- _Exercise_
Output the data word for word, dropping every image.

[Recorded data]
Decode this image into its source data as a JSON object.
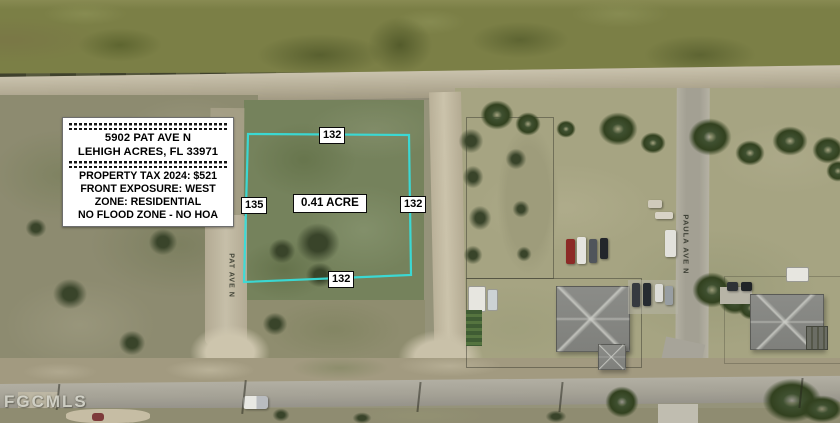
{
  "annotations": {
    "info_box": {
      "address_line1": "5902 PAT AVE N",
      "address_line2": "LEHIGH ACRES, FL 33971",
      "detail_lines": [
        "PROPERTY TAX 2024: $521",
        "FRONT EXPOSURE: WEST",
        "ZONE: RESIDENTIAL",
        "NO FLOOD ZONE - NO HOA"
      ]
    },
    "lot": {
      "area_label": "0.41 ACRE",
      "dimensions": {
        "top": "132",
        "left": "135",
        "right": "132",
        "bottom": "132"
      },
      "boundary_color": "#38dcd9",
      "boundary_points": "248,134 409,135 411,275 244,282"
    },
    "streets": {
      "left_vertical": "PAT AVE N",
      "right_vertical": "PAULA AVE N"
    },
    "watermark": "FGCMLS"
  },
  "colors": {
    "boundary_cyan": "#38dcd9",
    "canal_green": "#7b7f46",
    "dirt_road_tan": "#c1b8a0",
    "paved_road_gray": "#a5a296",
    "grass_right": "#a6a482",
    "scrub_left": "#8d8b70",
    "lot_green": "#75825c",
    "roof_gray": "#858682",
    "label_bg": "#ffffff",
    "label_text": "#000000"
  }
}
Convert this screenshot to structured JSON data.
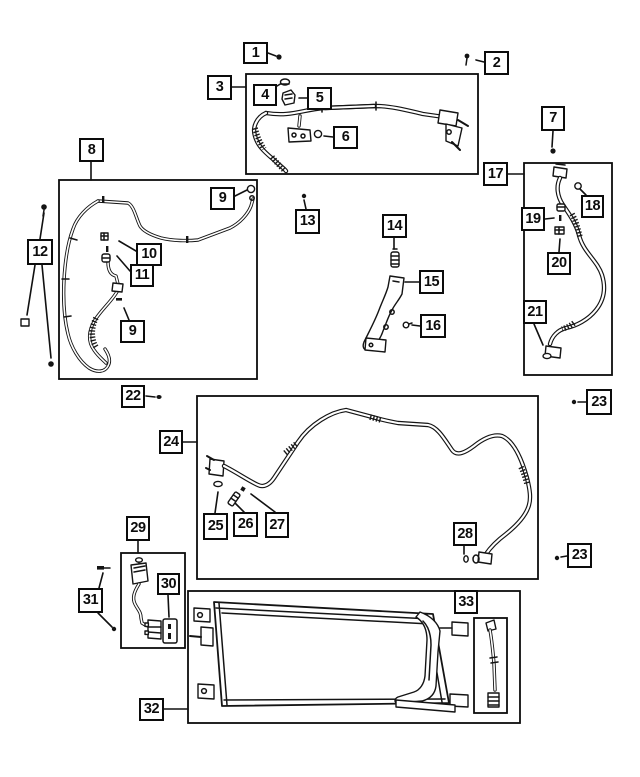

- _Written reply_
Decode this image into its source data as a JSON object.
{
  "annotations": {
    "info_box": {
      "address_line1": "5902 PAT AVE N",
      "address_line2": "LEHIGH ACRES, FL 33971",
      "detail_lines": [
        "PROPERTY TAX 2024: $521",
        "FRONT EXPOSURE: WEST",
        "ZONE: RESIDENTIAL",
        "NO FLOOD ZONE - NO HOA"
      ]
    },
    "lot": {
      "area_label": "0.41 ACRE",
      "dimensions": {
        "top": "132",
        "left": "135",
        "right": "132",
        "bottom": "132"
      },
      "boundary_color": "#38dcd9",
      "boundary_points": "248,134 409,135 411,275 244,282"
    },
    "streets": {
      "left_vertical": "PAT AVE N",
      "right_vertical": "PAULA AVE N"
    },
    "watermark": "FGCMLS"
  },
  "colors": {
    "boundary_cyan": "#38dcd9",
    "canal_green": "#7b7f46",
    "dirt_road_tan": "#c1b8a0",
    "paved_road_gray": "#a5a296",
    "grass_right": "#a6a482",
    "scrub_left": "#8d8b70",
    "lot_green": "#75825c",
    "roof_gray": "#858682",
    "label_bg": "#ffffff",
    "label_text": "#000000"
  }
}
Convert this screenshot to structured JSON data.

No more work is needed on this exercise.